[Figure record extracts]
——
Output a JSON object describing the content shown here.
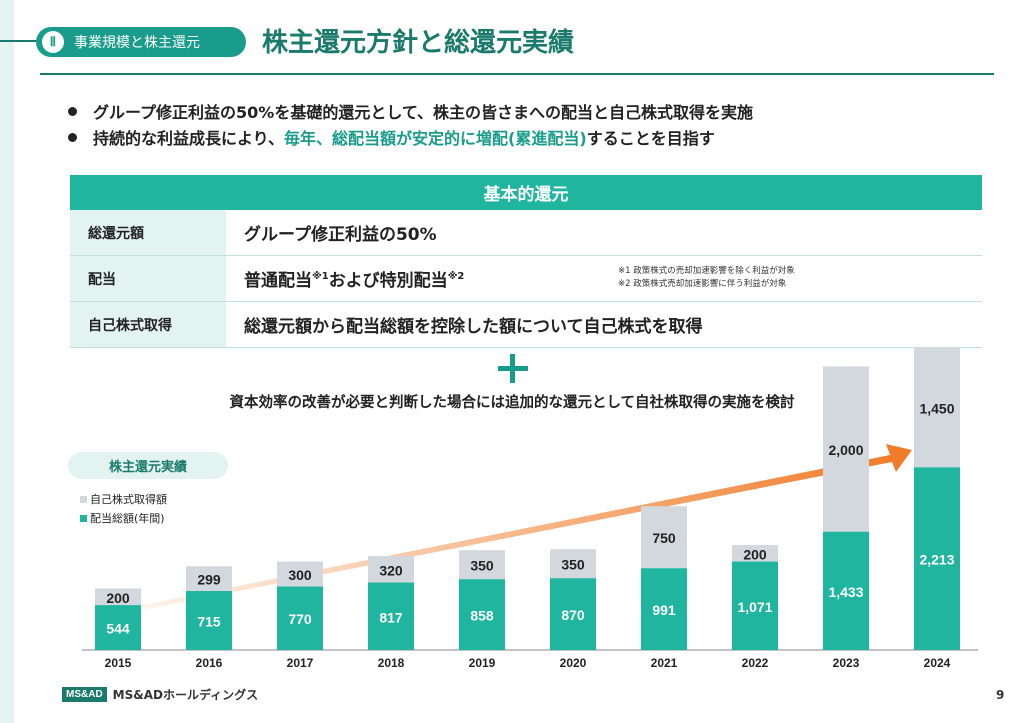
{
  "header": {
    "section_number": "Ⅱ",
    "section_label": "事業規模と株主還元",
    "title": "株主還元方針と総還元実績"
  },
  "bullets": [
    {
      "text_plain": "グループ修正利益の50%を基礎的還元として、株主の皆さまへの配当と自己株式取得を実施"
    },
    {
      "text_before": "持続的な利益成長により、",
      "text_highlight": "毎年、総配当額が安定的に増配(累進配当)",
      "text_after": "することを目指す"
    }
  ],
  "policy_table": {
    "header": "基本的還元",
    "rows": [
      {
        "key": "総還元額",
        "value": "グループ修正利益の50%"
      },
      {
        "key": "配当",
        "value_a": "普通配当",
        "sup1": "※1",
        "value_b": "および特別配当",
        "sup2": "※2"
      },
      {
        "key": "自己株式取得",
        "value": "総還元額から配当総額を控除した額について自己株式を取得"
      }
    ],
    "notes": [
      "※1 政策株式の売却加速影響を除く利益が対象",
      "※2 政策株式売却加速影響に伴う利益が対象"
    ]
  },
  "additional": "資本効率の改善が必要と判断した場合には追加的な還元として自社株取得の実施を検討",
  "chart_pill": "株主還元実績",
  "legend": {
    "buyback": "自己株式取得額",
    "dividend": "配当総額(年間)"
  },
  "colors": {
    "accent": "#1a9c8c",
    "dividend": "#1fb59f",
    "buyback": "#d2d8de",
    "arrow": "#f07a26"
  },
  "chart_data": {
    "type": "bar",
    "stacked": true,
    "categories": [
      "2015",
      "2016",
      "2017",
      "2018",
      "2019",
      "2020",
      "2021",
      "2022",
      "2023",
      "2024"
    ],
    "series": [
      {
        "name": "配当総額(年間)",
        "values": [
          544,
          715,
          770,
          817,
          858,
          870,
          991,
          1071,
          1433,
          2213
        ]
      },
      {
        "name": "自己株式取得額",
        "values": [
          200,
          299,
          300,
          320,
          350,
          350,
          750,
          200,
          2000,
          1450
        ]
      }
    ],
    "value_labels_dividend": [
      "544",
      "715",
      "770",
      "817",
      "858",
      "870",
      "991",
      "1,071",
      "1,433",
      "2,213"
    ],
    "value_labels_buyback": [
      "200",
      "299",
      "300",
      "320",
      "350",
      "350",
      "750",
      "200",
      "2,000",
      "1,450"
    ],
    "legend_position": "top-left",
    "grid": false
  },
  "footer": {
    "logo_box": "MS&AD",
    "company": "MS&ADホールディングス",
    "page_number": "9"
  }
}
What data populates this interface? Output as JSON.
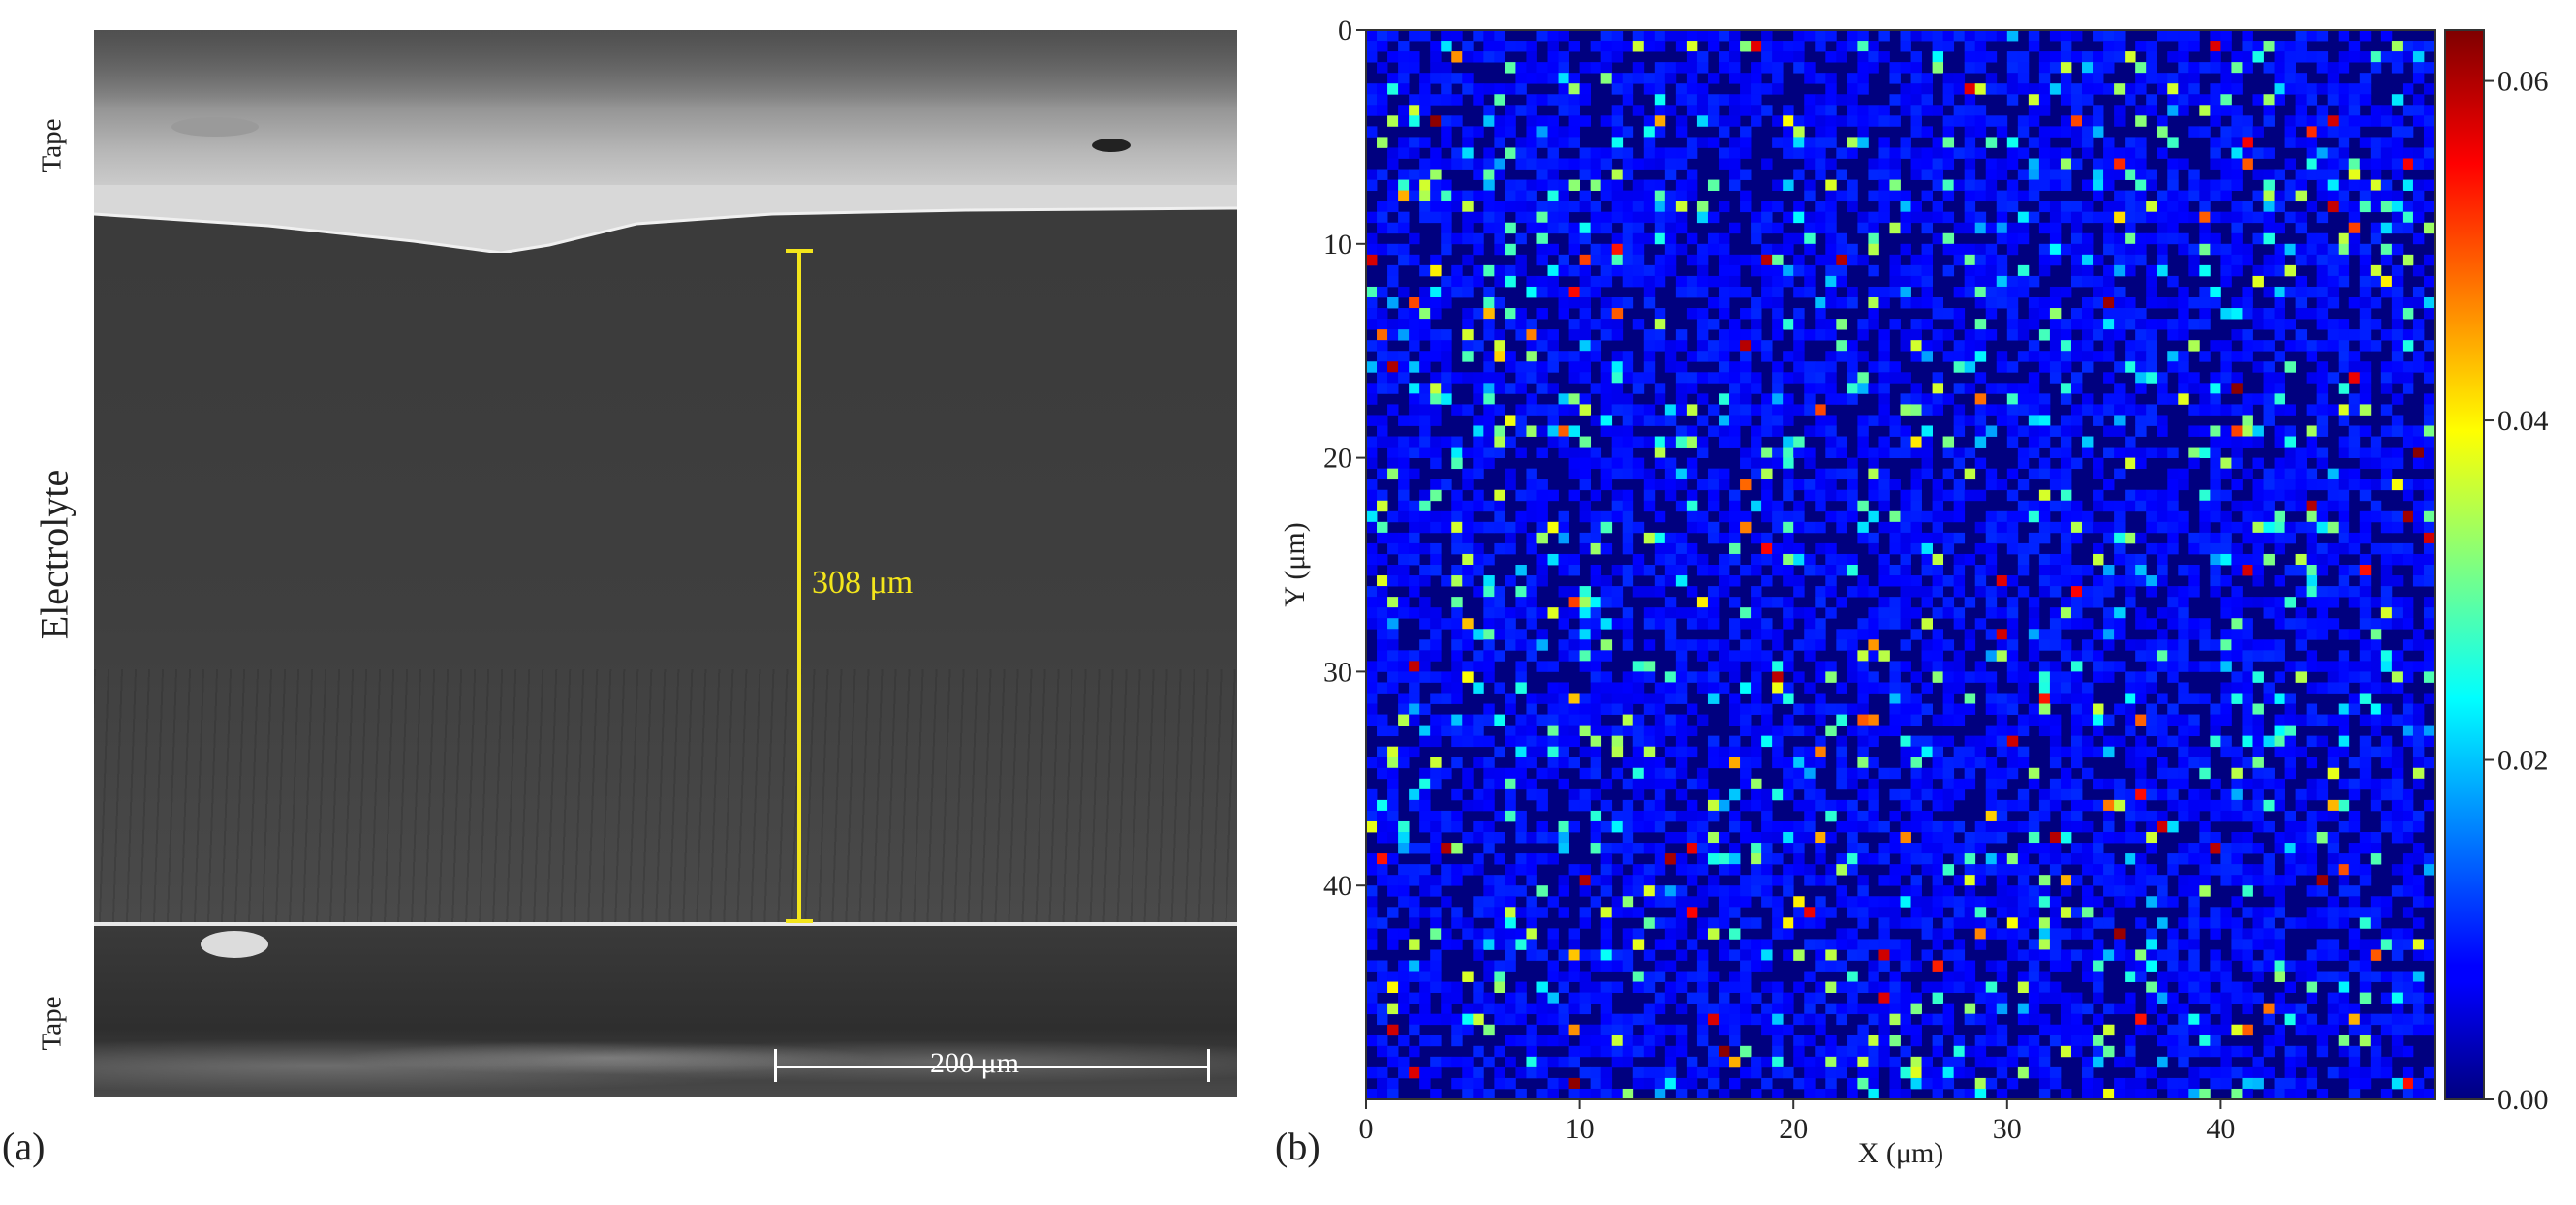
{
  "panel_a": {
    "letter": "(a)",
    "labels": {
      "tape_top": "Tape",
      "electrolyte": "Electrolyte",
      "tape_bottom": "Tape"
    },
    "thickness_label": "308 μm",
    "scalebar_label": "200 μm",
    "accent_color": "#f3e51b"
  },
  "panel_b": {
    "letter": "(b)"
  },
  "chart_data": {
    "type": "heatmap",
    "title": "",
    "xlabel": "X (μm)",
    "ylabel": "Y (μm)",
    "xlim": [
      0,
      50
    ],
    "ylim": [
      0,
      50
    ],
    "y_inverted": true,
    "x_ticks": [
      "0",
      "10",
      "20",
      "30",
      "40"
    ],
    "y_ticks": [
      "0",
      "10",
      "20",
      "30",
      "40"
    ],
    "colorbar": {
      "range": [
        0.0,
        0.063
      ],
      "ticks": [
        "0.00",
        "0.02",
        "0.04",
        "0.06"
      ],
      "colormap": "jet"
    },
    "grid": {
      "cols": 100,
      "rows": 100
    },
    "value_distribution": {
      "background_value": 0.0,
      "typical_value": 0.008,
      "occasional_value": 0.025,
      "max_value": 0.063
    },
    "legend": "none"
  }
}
——
## SHORT EXERCISE
Output all of the data exactly as it stands, minus any images.

## COMPLETED TASK
Output a JSON object describing the content shown here.
{
  "header": {
    "section_number": "Ⅱ",
    "section_label": "事業規模と株主還元",
    "title": "株主還元方針と総還元実績"
  },
  "bullets": [
    {
      "text_plain": "グループ修正利益の50%を基礎的還元として、株主の皆さまへの配当と自己株式取得を実施"
    },
    {
      "text_before": "持続的な利益成長により、",
      "text_highlight": "毎年、総配当額が安定的に増配(累進配当)",
      "text_after": "することを目指す"
    }
  ],
  "policy_table": {
    "header": "基本的還元",
    "rows": [
      {
        "key": "総還元額",
        "value": "グループ修正利益の50%"
      },
      {
        "key": "配当",
        "value_a": "普通配当",
        "sup1": "※1",
        "value_b": "および特別配当",
        "sup2": "※2"
      },
      {
        "key": "自己株式取得",
        "value": "総還元額から配当総額を控除した額について自己株式を取得"
      }
    ],
    "notes": [
      "※1 政策株式の売却加速影響を除く利益が対象",
      "※2 政策株式売却加速影響に伴う利益が対象"
    ]
  },
  "additional": "資本効率の改善が必要と判断した場合には追加的な還元として自社株取得の実施を検討",
  "chart_pill": "株主還元実績",
  "legend": {
    "buyback": "自己株式取得額",
    "dividend": "配当総額(年間)"
  },
  "colors": {
    "accent": "#1a9c8c",
    "dividend": "#1fb59f",
    "buyback": "#d2d8de",
    "arrow": "#f07a26"
  },
  "chart_data": {
    "type": "bar",
    "stacked": true,
    "categories": [
      "2015",
      "2016",
      "2017",
      "2018",
      "2019",
      "2020",
      "2021",
      "2022",
      "2023",
      "2024"
    ],
    "series": [
      {
        "name": "配当総額(年間)",
        "values": [
          544,
          715,
          770,
          817,
          858,
          870,
          991,
          1071,
          1433,
          2213
        ]
      },
      {
        "name": "自己株式取得額",
        "values": [
          200,
          299,
          300,
          320,
          350,
          350,
          750,
          200,
          2000,
          1450
        ]
      }
    ],
    "value_labels_dividend": [
      "544",
      "715",
      "770",
      "817",
      "858",
      "870",
      "991",
      "1,071",
      "1,433",
      "2,213"
    ],
    "value_labels_buyback": [
      "200",
      "299",
      "300",
      "320",
      "350",
      "350",
      "750",
      "200",
      "2,000",
      "1,450"
    ],
    "legend_position": "top-left",
    "grid": false
  },
  "footer": {
    "logo_box": "MS&AD",
    "company": "MS&ADホールディングス",
    "page_number": "9"
  }
}
What data populates this interface? Output as JSON.
{
  "panel_a": {
    "letter": "(a)",
    "labels": {
      "tape_top": "Tape",
      "electrolyte": "Electrolyte",
      "tape_bottom": "Tape"
    },
    "thickness_label": "308 μm",
    "scalebar_label": "200 μm",
    "accent_color": "#f3e51b"
  },
  "panel_b": {
    "letter": "(b)"
  },
  "chart_data": {
    "type": "heatmap",
    "title": "",
    "xlabel": "X (μm)",
    "ylabel": "Y (μm)",
    "xlim": [
      0,
      50
    ],
    "ylim": [
      0,
      50
    ],
    "y_inverted": true,
    "x_ticks": [
      "0",
      "10",
      "20",
      "30",
      "40"
    ],
    "y_ticks": [
      "0",
      "10",
      "20",
      "30",
      "40"
    ],
    "colorbar": {
      "range": [
        0.0,
        0.063
      ],
      "ticks": [
        "0.00",
        "0.02",
        "0.04",
        "0.06"
      ],
      "colormap": "jet"
    },
    "grid": {
      "cols": 100,
      "rows": 100
    },
    "value_distribution": {
      "background_value": 0.0,
      "typical_value": 0.008,
      "occasional_value": 0.025,
      "max_value": 0.063
    },
    "legend": "none"
  }
}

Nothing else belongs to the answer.